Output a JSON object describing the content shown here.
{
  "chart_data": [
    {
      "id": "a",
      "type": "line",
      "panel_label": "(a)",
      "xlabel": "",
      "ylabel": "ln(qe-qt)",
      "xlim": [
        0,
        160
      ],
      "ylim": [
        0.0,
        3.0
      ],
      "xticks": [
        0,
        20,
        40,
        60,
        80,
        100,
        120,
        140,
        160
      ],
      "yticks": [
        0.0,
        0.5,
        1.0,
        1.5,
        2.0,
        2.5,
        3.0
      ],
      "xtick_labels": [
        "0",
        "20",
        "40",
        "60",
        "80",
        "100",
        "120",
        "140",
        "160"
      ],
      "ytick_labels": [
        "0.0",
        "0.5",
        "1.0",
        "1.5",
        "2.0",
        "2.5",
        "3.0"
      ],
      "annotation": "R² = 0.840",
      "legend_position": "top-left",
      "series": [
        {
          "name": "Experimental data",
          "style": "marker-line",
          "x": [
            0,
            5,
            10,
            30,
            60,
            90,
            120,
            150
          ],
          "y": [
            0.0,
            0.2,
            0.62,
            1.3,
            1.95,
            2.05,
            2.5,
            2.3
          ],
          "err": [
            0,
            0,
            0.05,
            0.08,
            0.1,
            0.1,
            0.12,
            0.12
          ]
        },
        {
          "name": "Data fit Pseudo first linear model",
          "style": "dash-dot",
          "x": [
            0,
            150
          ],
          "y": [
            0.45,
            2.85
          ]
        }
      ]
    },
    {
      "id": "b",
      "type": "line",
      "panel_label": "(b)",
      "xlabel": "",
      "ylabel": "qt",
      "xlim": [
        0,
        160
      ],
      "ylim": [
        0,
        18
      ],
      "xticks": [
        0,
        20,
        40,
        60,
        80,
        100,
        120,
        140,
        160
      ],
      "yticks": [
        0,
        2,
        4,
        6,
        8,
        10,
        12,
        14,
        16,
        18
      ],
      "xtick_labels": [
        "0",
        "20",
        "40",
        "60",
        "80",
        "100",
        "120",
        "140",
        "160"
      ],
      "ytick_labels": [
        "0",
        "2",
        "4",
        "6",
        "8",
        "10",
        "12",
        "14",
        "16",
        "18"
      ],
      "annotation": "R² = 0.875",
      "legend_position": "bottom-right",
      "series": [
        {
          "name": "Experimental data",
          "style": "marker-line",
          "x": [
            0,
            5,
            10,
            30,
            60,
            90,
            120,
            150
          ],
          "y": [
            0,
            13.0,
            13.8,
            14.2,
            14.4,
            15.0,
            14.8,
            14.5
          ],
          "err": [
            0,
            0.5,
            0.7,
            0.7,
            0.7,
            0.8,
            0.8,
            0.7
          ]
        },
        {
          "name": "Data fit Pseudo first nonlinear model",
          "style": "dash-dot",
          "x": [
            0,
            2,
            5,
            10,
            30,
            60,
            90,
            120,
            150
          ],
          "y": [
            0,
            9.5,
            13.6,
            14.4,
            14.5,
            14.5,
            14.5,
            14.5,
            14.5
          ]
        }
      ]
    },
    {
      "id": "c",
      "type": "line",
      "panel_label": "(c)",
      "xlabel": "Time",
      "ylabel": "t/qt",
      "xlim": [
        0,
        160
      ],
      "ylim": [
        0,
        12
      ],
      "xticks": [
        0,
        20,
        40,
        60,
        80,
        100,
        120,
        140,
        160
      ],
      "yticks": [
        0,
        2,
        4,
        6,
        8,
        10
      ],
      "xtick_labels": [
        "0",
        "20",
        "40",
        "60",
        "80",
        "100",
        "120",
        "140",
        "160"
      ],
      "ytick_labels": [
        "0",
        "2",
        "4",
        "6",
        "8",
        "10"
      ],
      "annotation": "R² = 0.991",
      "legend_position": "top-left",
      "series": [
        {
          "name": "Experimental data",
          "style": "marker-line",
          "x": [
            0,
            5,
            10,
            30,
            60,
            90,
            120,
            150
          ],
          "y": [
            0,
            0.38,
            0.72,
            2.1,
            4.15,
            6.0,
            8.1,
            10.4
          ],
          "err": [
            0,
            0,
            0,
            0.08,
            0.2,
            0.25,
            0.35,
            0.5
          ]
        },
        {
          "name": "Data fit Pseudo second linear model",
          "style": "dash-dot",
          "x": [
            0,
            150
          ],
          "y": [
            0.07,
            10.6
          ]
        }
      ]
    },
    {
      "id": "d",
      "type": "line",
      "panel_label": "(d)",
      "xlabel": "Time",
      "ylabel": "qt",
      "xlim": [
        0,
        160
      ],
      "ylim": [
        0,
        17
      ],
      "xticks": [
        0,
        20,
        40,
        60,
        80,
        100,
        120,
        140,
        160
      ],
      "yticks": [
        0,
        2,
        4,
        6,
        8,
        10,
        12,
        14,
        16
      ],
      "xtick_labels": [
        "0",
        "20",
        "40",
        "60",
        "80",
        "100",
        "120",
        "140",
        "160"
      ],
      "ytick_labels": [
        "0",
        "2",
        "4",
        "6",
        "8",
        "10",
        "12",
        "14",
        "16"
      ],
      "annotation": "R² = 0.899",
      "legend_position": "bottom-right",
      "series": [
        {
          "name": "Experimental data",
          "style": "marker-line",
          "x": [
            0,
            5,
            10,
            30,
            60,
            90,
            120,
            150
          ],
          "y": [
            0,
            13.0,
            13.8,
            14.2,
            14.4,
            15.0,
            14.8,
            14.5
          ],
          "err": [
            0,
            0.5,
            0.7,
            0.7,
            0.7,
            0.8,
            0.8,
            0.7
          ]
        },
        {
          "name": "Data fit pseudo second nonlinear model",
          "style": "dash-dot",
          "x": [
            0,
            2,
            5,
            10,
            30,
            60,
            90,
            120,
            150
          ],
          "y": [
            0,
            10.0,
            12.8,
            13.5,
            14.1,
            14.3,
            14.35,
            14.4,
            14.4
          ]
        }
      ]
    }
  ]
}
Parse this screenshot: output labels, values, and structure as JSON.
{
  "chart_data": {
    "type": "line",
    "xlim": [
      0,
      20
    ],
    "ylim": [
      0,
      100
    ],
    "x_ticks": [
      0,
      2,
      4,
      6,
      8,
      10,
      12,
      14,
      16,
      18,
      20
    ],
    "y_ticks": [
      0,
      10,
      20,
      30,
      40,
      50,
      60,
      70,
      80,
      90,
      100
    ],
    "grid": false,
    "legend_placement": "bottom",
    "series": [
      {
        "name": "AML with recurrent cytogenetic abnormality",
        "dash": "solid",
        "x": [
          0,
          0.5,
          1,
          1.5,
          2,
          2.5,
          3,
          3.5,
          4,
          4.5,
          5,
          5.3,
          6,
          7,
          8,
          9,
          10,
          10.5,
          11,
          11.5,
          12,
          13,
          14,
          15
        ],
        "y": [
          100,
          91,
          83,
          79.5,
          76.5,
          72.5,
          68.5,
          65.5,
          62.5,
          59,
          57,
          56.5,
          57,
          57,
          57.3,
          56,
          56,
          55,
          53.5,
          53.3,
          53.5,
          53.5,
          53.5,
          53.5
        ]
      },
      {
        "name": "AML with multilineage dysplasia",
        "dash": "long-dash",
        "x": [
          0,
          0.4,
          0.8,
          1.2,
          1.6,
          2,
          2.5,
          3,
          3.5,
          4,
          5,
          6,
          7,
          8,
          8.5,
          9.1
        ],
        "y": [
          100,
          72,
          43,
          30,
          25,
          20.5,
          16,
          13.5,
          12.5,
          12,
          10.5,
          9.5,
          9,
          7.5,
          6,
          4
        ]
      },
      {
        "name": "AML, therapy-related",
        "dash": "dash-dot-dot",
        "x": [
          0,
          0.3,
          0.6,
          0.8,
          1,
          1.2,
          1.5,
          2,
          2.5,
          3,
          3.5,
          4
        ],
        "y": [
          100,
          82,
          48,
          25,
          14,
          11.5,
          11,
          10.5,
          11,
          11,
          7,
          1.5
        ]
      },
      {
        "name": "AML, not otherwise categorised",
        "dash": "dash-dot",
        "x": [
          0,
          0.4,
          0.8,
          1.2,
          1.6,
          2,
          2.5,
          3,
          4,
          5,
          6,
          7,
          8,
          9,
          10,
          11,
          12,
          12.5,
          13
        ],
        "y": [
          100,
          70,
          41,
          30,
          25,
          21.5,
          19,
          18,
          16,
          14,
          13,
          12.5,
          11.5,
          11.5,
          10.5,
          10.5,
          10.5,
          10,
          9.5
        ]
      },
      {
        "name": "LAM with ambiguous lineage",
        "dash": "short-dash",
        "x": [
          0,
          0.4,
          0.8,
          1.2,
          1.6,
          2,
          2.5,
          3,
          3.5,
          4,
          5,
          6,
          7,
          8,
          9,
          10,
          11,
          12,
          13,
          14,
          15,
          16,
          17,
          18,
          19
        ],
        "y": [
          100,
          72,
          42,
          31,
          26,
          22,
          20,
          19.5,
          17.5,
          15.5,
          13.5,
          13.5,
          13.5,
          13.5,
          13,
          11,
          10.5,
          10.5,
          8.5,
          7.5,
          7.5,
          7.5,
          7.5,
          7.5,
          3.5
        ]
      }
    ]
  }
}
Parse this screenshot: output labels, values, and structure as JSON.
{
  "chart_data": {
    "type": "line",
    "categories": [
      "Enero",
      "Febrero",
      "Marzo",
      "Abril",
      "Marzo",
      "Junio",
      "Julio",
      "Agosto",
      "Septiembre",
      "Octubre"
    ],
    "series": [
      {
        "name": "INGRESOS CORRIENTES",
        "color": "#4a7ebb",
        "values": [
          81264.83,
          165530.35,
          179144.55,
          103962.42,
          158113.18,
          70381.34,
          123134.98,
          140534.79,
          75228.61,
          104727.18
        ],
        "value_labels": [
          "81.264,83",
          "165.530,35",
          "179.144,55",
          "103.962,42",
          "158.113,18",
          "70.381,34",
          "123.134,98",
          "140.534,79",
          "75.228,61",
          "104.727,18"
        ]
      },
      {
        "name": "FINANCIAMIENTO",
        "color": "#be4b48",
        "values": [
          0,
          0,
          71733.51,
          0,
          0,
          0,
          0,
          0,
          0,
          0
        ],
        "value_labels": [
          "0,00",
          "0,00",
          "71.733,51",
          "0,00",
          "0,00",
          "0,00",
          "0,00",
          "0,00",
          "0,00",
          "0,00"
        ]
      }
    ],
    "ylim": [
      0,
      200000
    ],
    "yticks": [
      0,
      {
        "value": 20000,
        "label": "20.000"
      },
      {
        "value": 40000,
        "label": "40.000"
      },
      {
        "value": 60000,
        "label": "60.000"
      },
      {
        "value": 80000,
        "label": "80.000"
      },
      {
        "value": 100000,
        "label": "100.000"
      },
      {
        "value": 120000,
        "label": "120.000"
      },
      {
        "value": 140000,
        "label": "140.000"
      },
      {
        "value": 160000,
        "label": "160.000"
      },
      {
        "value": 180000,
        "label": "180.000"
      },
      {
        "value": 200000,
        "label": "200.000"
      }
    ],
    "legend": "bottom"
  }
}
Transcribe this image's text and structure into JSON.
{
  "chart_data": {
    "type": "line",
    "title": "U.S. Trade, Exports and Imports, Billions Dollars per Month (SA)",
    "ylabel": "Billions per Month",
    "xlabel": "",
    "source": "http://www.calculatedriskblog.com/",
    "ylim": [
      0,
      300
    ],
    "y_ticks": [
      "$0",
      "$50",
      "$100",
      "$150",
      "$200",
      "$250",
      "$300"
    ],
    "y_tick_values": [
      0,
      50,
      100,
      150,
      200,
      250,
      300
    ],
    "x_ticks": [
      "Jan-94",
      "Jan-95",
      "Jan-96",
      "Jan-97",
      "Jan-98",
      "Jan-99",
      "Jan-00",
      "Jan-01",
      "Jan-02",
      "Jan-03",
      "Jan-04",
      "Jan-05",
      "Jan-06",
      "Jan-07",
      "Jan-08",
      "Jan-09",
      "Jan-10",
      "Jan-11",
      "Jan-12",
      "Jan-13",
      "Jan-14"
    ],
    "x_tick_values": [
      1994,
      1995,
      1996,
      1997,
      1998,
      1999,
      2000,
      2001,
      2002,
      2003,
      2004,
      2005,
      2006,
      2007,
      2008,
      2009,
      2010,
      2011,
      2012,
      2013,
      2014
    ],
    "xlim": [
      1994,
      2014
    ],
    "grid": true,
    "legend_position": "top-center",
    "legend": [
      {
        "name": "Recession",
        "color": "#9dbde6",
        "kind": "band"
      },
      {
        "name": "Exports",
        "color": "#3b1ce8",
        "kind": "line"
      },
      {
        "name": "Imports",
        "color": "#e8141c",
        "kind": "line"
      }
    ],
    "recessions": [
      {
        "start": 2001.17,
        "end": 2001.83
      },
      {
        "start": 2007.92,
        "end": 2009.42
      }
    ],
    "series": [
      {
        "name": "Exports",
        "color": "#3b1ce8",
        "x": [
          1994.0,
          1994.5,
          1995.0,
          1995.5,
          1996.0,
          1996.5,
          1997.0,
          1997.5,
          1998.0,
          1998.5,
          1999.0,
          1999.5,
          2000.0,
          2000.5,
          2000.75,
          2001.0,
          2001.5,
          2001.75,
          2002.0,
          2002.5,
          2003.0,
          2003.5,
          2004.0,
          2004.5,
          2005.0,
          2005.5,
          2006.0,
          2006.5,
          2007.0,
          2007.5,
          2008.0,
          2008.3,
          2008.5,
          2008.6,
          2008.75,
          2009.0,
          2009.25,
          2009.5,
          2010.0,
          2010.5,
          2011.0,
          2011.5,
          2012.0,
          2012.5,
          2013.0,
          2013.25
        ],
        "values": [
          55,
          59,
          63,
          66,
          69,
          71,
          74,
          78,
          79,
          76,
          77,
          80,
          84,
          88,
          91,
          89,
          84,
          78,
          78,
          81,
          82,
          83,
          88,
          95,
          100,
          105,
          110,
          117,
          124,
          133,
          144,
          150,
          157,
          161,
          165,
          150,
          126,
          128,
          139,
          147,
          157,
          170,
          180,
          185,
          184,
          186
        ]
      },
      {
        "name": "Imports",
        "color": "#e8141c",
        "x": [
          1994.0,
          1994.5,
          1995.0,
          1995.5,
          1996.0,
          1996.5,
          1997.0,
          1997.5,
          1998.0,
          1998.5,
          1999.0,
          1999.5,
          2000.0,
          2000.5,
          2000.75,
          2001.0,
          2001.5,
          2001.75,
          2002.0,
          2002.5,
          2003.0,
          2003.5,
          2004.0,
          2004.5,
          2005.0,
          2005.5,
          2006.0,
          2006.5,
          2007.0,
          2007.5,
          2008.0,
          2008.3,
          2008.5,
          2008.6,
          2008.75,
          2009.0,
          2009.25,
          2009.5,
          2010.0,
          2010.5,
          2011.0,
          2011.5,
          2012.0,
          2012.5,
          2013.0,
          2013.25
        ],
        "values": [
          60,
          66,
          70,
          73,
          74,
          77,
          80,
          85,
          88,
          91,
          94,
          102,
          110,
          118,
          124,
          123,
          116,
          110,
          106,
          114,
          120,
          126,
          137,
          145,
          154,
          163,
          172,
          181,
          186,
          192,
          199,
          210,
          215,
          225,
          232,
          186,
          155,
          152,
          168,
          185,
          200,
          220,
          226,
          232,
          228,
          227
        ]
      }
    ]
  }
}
####
## WHAT YOU WILL DO
Check every line of the data above for the string "second", and copy those that have it.

## THE RESULT
          "name": "Data fit Pseudo second linear model",
          "name": "Data fit pseudo second nonlinear model",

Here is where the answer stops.